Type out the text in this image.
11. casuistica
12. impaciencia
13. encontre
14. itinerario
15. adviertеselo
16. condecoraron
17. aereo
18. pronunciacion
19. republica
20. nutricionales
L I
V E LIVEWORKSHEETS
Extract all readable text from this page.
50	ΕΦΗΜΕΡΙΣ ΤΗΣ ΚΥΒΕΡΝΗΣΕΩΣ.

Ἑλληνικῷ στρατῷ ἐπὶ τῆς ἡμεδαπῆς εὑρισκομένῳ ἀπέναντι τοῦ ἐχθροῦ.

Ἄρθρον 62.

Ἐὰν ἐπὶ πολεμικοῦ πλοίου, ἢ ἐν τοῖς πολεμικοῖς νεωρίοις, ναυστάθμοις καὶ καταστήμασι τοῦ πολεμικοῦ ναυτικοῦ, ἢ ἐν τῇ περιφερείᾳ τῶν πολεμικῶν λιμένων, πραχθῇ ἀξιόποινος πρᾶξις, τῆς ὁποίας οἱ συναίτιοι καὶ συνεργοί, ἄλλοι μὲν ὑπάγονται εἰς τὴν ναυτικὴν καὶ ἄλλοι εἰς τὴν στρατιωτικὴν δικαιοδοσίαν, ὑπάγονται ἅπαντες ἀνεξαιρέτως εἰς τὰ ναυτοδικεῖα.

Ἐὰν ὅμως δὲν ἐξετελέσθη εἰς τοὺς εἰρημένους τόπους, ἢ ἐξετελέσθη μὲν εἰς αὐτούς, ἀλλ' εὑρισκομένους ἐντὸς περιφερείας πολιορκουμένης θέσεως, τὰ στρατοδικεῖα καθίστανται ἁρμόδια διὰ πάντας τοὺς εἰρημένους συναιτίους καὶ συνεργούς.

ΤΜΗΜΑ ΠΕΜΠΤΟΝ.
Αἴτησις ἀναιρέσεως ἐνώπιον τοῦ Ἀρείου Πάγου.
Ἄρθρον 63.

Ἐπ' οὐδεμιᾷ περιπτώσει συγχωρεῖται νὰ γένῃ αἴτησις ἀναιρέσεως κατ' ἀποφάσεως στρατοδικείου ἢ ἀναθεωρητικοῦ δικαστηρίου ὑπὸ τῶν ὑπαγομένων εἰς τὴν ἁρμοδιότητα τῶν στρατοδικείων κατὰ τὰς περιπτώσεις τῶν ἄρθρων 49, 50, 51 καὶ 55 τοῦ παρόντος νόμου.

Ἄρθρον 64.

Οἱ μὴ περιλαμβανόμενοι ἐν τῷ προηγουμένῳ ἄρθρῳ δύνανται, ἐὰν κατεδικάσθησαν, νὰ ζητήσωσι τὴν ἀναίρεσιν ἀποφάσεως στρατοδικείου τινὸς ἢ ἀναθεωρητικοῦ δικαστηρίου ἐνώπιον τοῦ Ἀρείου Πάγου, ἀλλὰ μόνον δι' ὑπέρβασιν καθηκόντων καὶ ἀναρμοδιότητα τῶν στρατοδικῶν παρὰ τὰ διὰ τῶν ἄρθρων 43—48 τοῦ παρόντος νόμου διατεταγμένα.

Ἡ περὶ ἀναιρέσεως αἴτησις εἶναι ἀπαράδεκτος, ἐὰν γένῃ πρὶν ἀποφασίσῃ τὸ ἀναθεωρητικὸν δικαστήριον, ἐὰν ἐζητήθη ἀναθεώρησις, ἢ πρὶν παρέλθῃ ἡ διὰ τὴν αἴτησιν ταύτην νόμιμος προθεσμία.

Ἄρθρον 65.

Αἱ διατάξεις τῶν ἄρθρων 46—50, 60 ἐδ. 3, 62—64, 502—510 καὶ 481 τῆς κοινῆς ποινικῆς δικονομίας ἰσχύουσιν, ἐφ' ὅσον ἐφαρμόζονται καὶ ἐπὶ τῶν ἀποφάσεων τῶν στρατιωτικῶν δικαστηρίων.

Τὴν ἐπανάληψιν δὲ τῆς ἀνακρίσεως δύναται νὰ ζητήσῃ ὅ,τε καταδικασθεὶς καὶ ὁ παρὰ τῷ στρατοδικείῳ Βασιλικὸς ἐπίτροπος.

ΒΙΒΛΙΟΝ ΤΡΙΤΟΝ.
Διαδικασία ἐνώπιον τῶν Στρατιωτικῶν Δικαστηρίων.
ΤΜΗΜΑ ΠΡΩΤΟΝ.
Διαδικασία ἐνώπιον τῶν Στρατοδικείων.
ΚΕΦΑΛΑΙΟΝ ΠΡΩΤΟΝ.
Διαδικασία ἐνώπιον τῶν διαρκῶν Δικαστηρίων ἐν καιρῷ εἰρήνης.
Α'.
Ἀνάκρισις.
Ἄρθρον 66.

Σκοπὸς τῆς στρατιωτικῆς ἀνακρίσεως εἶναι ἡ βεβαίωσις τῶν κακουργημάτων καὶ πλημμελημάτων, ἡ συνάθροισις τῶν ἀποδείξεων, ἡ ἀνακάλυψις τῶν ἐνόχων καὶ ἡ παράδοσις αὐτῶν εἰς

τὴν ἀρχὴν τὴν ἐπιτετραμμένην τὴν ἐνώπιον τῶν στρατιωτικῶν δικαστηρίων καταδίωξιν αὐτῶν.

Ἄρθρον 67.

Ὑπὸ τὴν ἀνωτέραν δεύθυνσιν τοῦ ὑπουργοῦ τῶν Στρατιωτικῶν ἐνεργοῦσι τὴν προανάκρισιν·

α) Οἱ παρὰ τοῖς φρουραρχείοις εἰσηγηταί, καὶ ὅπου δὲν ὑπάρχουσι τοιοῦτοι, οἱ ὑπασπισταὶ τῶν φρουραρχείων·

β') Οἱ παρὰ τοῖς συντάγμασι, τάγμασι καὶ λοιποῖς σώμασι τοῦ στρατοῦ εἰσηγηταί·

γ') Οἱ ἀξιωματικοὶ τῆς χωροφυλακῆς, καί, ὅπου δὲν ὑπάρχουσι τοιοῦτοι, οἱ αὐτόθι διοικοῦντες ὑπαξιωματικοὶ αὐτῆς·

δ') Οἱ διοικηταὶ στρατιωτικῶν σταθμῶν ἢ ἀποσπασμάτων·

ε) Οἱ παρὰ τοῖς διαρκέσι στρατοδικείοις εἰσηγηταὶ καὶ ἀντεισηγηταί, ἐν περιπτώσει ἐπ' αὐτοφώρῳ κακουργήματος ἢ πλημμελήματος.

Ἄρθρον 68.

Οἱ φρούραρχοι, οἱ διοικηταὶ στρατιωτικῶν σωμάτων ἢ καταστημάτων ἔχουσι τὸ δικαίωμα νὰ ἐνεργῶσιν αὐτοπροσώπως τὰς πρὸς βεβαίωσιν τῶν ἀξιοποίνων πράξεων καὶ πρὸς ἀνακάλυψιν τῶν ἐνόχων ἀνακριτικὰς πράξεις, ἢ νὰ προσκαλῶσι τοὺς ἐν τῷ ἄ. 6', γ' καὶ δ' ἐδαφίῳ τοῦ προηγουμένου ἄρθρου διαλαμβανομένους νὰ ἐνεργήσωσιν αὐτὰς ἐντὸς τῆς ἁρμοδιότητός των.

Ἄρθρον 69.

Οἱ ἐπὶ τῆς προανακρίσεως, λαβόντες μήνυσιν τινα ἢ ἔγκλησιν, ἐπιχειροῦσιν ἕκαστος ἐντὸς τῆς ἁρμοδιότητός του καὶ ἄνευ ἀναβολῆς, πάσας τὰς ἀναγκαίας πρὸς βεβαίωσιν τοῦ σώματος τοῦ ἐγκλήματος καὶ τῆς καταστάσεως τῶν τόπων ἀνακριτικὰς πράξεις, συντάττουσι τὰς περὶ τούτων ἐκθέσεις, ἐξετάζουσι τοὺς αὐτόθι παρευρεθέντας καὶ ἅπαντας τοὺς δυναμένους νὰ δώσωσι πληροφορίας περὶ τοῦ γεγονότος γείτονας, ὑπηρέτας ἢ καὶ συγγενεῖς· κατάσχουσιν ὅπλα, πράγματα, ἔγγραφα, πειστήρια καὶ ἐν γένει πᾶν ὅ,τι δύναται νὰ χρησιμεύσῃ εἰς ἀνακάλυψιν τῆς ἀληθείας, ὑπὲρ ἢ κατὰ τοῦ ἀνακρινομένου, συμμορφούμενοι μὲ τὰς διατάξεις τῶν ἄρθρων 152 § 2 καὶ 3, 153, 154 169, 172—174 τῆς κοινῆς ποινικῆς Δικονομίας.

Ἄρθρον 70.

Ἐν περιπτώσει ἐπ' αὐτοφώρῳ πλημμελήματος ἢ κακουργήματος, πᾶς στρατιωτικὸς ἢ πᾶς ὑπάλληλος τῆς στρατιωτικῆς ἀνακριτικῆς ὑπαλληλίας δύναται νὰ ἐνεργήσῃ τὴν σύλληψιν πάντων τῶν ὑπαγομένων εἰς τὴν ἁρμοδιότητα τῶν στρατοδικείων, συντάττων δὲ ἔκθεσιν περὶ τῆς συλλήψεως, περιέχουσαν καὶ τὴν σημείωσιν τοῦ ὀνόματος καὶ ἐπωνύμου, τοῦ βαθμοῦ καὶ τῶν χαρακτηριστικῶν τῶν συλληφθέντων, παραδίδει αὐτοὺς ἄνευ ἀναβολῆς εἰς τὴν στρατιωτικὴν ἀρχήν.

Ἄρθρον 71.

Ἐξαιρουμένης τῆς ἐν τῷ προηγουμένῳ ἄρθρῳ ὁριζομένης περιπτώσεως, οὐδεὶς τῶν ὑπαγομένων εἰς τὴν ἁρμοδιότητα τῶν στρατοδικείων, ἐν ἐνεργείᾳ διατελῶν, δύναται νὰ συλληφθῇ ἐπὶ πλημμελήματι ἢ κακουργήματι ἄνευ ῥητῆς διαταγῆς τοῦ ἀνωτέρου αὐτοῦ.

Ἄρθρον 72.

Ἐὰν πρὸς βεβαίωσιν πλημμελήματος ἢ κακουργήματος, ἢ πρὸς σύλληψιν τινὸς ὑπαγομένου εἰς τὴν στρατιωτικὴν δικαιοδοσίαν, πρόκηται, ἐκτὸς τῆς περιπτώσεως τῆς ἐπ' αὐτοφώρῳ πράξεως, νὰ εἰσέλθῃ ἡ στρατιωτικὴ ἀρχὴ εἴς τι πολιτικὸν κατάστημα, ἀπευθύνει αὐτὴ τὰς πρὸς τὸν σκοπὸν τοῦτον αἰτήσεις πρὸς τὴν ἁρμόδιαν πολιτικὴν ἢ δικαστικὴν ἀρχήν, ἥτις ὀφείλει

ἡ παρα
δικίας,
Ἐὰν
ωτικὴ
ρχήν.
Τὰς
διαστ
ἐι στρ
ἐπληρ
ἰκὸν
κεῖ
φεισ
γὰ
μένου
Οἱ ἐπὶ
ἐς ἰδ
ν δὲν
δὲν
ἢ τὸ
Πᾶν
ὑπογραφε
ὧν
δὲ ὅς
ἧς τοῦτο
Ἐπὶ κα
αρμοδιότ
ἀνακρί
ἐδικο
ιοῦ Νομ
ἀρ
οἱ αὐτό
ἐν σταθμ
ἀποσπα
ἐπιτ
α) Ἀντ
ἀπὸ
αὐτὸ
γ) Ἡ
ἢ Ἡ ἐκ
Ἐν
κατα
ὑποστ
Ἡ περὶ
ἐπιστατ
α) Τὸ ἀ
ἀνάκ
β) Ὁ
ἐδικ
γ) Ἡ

PROBLEM TO WORK ON
Identify the lines above with the word "ἀναιρέσεως". Copy them.

ANSWER TO THIS TASK
Αἴτησις ἀναιρέσεως ἐνώπιον τοῦ Ἀρείου Πάγου.
Ἐπ' οὐδεμιᾷ περιπτώσει συγχωρεῖται νὰ γένῃ αἴτησις ἀναιρέσεως κατ' ἀποφάσεως στρατοδικείου ἢ ἀναθεωρητικοῦ δικαστηρίου ὑπὸ τῶν ὑπαγομένων εἰς τὴν ἁρμοδιότητα τῶν στρατοδικείων κατὰ τὰς περιπτώσεις τῶν ἄρθρων 49, 50, 51 καὶ 55 τοῦ παρόντος νόμου.
Ἡ περὶ ἀναιρέσεως αἴτησις εἶναι ἀπαράδεκτος, ἐὰν γένῃ πρὶν ἀποφασίσῃ τὸ ἀναθεωρητικὸν δικαστήριον, ἐὰν ἐζητήθη ἀναθεώρησις, ἢ πρὶν παρέλθῃ ἡ διὰ τὴν αἴτησιν ταύτην νόμιμος προθεσμία.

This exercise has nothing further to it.